* [EXERCISE DETAILS]:
Can you transcribe every line exactly and leave the pictures behind?

* START TASK INPUTS *

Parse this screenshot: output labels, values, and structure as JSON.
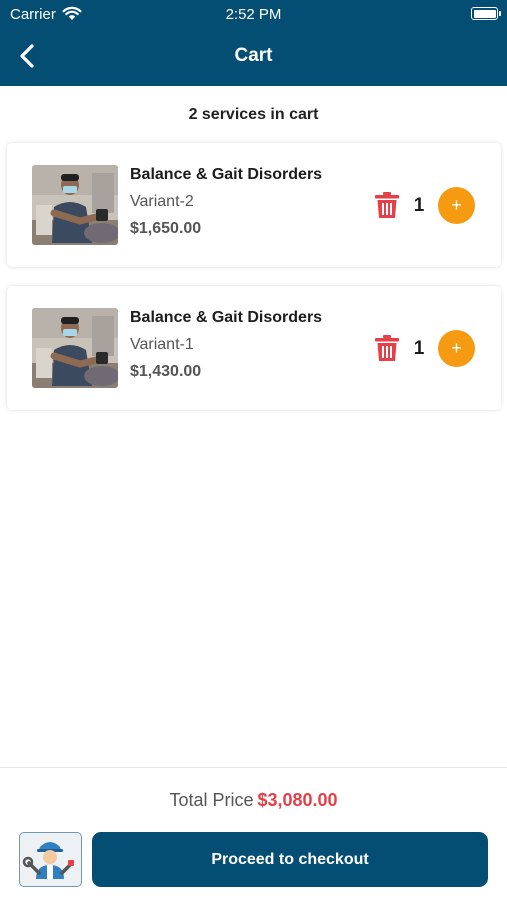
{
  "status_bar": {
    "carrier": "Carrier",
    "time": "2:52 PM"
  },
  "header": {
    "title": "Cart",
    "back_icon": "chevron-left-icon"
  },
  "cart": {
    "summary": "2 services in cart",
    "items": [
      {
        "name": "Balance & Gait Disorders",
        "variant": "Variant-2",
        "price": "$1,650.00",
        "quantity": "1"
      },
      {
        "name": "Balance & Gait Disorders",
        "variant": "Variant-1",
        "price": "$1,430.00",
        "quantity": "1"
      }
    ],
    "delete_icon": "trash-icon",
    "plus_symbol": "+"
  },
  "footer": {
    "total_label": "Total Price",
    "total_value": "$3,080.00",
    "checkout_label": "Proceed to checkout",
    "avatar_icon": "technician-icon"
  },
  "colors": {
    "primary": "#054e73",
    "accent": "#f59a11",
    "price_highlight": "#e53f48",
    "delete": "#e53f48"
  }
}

* END TASK INPUTS *

* [RESULT OF THIS TASK]:
Parse this screenshot: output labels, values, and structure as JSON.
{
  "status_bar": {
    "carrier": "Carrier",
    "time": "2:52 PM"
  },
  "header": {
    "title": "Cart",
    "back_icon": "chevron-left-icon"
  },
  "cart": {
    "summary": "2 services in cart",
    "items": [
      {
        "name": "Balance & Gait Disorders",
        "variant": "Variant-2",
        "price": "$1,650.00",
        "quantity": "1"
      },
      {
        "name": "Balance & Gait Disorders",
        "variant": "Variant-1",
        "price": "$1,430.00",
        "quantity": "1"
      }
    ],
    "delete_icon": "trash-icon",
    "plus_symbol": "+"
  },
  "footer": {
    "total_label": "Total Price",
    "total_value": "$3,080.00",
    "checkout_label": "Proceed to checkout",
    "avatar_icon": "technician-icon"
  },
  "colors": {
    "primary": "#054e73",
    "accent": "#f59a11",
    "price_highlight": "#e53f48",
    "delete": "#e53f48"
  }
}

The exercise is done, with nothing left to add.